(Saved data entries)
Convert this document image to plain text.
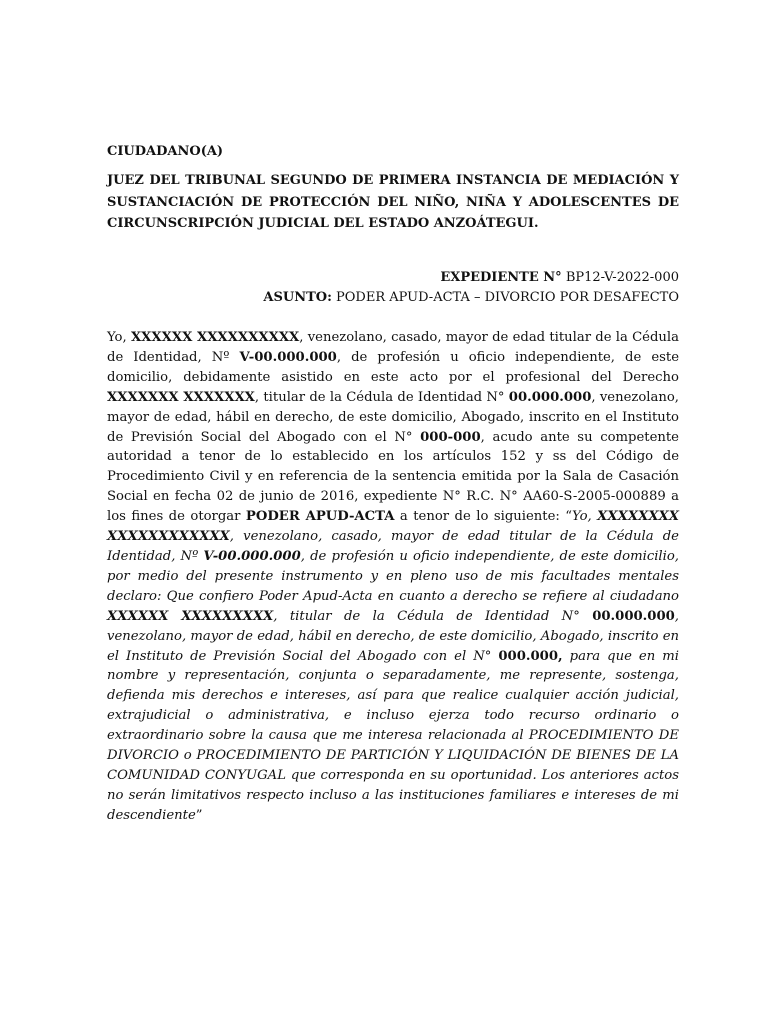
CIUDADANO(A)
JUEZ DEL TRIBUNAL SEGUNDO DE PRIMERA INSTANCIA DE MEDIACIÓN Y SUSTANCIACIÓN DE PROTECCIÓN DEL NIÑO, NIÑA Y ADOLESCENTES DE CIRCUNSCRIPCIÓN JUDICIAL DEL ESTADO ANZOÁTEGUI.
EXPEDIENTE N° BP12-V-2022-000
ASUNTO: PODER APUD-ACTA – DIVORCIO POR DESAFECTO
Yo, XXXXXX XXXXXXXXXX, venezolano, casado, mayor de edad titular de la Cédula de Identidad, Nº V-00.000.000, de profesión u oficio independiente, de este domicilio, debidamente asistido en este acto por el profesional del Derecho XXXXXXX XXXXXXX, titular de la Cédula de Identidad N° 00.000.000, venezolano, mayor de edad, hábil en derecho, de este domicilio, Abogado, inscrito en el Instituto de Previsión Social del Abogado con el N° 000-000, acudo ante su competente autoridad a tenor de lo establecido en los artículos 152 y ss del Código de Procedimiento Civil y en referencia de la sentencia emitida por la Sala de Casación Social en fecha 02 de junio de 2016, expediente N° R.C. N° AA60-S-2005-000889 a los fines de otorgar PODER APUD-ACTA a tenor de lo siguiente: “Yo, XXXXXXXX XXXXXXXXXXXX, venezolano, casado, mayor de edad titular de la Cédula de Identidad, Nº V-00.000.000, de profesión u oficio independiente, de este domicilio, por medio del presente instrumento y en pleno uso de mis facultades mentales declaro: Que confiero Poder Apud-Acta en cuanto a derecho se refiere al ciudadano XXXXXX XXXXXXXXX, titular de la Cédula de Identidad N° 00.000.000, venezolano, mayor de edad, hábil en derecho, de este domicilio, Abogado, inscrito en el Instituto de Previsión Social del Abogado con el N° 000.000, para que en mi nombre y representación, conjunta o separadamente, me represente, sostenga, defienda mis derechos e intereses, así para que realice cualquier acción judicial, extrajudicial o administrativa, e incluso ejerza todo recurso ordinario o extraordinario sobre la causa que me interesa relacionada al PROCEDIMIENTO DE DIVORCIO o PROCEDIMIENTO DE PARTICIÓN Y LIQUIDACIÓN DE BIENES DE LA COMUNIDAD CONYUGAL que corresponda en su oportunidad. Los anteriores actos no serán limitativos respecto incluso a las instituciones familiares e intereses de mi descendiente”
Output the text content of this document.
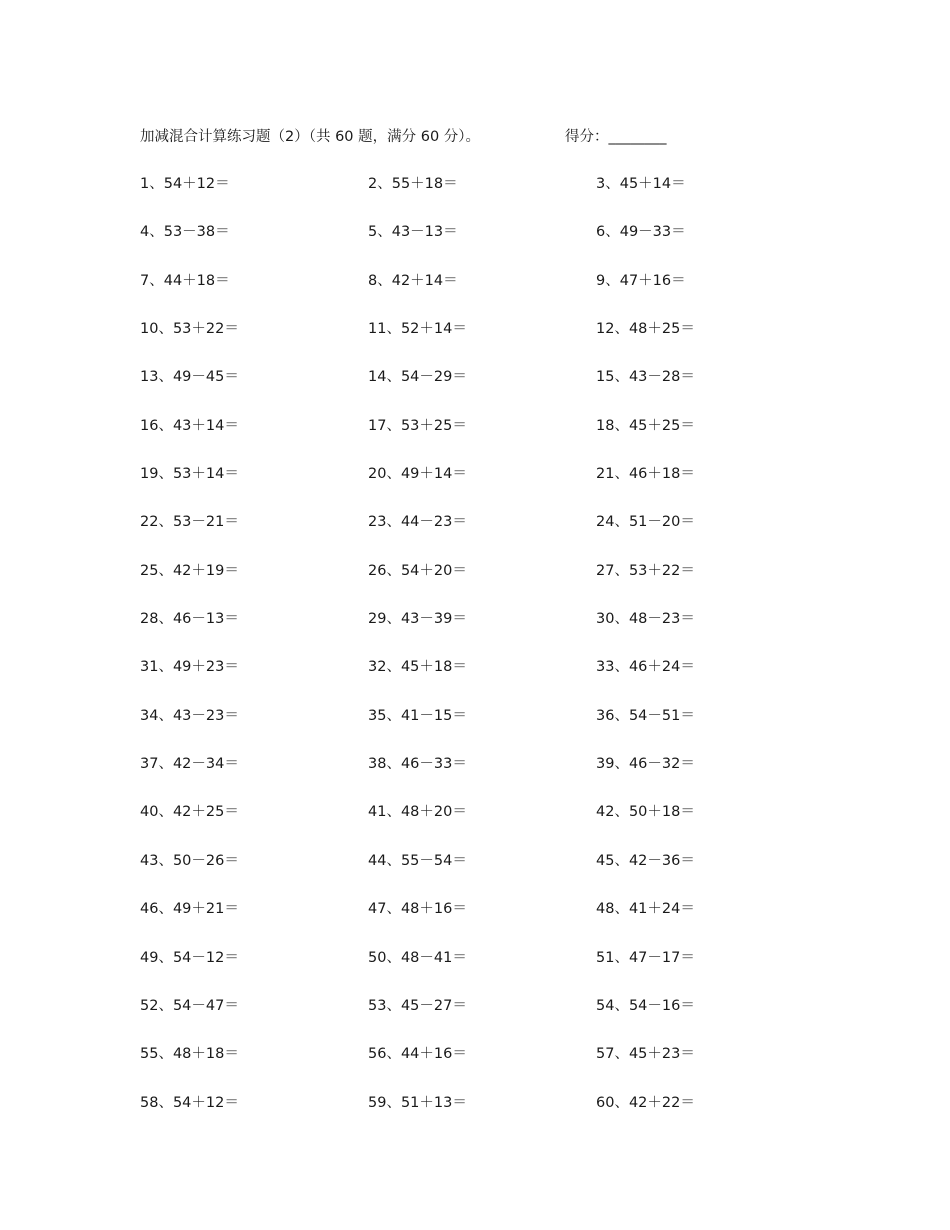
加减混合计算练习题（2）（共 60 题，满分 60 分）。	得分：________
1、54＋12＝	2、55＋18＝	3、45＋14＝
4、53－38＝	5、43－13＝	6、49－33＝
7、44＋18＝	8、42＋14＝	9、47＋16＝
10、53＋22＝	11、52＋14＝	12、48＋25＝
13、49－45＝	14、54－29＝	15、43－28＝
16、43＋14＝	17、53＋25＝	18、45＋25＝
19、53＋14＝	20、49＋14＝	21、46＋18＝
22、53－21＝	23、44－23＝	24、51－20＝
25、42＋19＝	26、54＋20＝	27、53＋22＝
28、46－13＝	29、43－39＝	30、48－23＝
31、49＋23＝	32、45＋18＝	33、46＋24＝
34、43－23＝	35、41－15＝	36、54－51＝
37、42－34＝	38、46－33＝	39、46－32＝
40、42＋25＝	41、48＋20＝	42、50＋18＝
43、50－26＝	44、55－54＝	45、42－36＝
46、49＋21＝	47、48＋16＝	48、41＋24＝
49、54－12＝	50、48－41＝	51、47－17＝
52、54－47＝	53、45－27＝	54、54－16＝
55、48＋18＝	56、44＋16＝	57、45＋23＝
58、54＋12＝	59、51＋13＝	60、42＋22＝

- Your instructions -
Will you set down the records word for word while leaving out every picture?

- Completed task -
Convert this document image to plain text.
CIUDADANO(A)
JUEZ DEL TRIBUNAL SEGUNDO DE PRIMERA INSTANCIA DE MEDIACIÓN Y SUSTANCIACIÓN DE PROTECCIÓN DEL NIÑO, NIÑA Y ADOLESCENTES DE CIRCUNSCRIPCIÓN JUDICIAL DEL ESTADO ANZOÁTEGUI.
EXPEDIENTE N° BP12-V-2022-000
ASUNTO: PODER APUD-ACTA – DIVORCIO POR DESAFECTO
Yo, XXXXXX XXXXXXXXXX, venezolano, casado, mayor de edad titular de la Cédula de Identidad, Nº V-00.000.000, de profesión u oficio independiente, de este domicilio, debidamente asistido en este acto por el profesional del Derecho XXXXXXX XXXXXXX, titular de la Cédula de Identidad N° 00.000.000, venezolano, mayor de edad, hábil en derecho, de este domicilio, Abogado, inscrito en el Instituto de Previsión Social del Abogado con el N° 000-000, acudo ante su competente autoridad a tenor de lo establecido en los artículos 152 y ss del Código de Procedimiento Civil y en referencia de la sentencia emitida por la Sala de Casación Social en fecha 02 de junio de 2016, expediente N° R.C. N° AA60-S-2005-000889 a los fines de otorgar PODER APUD-ACTA a tenor de lo siguiente: “Yo, XXXXXXXX XXXXXXXXXXXX, venezolano, casado, mayor de edad titular de la Cédula de Identidad, Nº V-00.000.000, de profesión u oficio independiente, de este domicilio, por medio del presente instrumento y en pleno uso de mis facultades mentales declaro: Que confiero Poder Apud-Acta en cuanto a derecho se refiere al ciudadano XXXXXX XXXXXXXXX, titular de la Cédula de Identidad N° 00.000.000, venezolano, mayor de edad, hábil en derecho, de este domicilio, Abogado, inscrito en el Instituto de Previsión Social del Abogado con el N° 000.000, para que en mi nombre y representación, conjunta o separadamente, me represente, sostenga, defienda mis derechos e intereses, así para que realice cualquier acción judicial, extrajudicial o administrativa, e incluso ejerza todo recurso ordinario o extraordinario sobre la causa que me interesa relacionada al PROCEDIMIENTO DE DIVORCIO o PROCEDIMIENTO DE PARTICIÓN Y LIQUIDACIÓN DE BIENES DE LA COMUNIDAD CONYUGAL que corresponda en su oportunidad. Los anteriores actos no serán limitativos respecto incluso a las instituciones familiares e intereses de mi descendiente”
Output the text content of this document.
加减混合计算练习题（2）（共 60 题，满分 60 分）。	得分：________
1、54＋12＝	2、55＋18＝	3、45＋14＝
4、53－38＝	5、43－13＝	6、49－33＝
7、44＋18＝	8、42＋14＝	9、47＋16＝
10、53＋22＝	11、52＋14＝	12、48＋25＝
13、49－45＝	14、54－29＝	15、43－28＝
16、43＋14＝	17、53＋25＝	18、45＋25＝
19、53＋14＝	20、49＋14＝	21、46＋18＝
22、53－21＝	23、44－23＝	24、51－20＝
25、42＋19＝	26、54＋20＝	27、53＋22＝
28、46－13＝	29、43－39＝	30、48－23＝
31、49＋23＝	32、45＋18＝	33、46＋24＝
34、43－23＝	35、41－15＝	36、54－51＝
37、42－34＝	38、46－33＝	39、46－32＝
40、42＋25＝	41、48＋20＝	42、50＋18＝
43、50－26＝	44、55－54＝	45、42－36＝
46、49＋21＝	47、48＋16＝	48、41＋24＝
49、54－12＝	50、48－41＝	51、47－17＝
52、54－47＝	53、45－27＝	54、54－16＝
55、48＋18＝	56、44＋16＝	57、45＋23＝
58、54＋12＝	59、51＋13＝	60、42＋22＝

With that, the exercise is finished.